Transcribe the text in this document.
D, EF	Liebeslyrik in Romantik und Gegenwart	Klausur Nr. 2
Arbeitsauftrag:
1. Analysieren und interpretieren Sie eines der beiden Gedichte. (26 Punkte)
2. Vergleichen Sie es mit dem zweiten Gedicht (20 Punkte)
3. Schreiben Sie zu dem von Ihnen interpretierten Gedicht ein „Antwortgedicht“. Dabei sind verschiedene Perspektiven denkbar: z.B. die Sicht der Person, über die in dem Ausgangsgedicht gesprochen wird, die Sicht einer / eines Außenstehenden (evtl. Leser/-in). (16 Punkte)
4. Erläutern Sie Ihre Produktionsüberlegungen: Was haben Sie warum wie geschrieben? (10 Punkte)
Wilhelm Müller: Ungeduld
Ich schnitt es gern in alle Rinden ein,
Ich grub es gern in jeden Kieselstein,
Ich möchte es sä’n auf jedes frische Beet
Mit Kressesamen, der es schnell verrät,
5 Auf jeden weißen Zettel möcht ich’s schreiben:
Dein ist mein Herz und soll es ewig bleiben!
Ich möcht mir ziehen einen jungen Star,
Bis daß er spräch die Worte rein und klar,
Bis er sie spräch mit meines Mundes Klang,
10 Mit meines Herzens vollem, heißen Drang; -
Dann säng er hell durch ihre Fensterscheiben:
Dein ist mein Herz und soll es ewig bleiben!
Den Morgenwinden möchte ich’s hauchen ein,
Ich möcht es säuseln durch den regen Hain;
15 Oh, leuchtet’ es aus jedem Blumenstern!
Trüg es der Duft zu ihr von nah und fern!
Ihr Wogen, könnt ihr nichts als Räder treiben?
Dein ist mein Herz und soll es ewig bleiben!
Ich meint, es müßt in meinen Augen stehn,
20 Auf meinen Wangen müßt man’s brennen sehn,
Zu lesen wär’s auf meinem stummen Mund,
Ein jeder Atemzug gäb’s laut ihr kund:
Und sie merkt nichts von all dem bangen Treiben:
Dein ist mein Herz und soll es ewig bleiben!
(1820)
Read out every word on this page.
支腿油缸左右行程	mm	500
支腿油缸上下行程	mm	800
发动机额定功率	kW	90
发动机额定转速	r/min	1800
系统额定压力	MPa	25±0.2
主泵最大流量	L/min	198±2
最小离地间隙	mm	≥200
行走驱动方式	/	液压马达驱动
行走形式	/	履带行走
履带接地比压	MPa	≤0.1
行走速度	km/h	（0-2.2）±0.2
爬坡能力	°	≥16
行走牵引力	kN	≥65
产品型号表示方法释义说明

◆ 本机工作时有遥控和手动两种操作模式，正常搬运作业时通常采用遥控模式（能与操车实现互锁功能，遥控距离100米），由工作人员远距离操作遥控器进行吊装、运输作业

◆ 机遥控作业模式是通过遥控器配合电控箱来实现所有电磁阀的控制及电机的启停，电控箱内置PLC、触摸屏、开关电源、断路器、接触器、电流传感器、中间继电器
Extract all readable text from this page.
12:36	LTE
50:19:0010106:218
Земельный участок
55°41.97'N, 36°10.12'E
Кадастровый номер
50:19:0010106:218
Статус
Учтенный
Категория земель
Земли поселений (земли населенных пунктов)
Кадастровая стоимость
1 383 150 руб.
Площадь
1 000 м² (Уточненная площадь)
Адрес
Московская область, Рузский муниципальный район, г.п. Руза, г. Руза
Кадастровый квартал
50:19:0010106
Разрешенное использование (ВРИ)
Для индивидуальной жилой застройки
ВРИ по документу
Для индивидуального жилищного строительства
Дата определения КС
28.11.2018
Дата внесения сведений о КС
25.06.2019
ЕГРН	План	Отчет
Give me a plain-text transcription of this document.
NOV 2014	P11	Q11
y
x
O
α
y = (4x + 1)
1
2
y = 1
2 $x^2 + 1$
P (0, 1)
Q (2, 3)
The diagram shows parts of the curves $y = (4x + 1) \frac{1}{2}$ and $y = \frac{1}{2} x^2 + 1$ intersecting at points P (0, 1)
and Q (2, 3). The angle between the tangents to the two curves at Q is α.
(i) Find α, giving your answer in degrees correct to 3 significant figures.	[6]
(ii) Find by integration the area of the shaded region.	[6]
- - - -
*What you should do:* Make a list of all lines in the data that contain "page".

*Solution below:*
Read out every word on this page.
Extract all readable text from this page.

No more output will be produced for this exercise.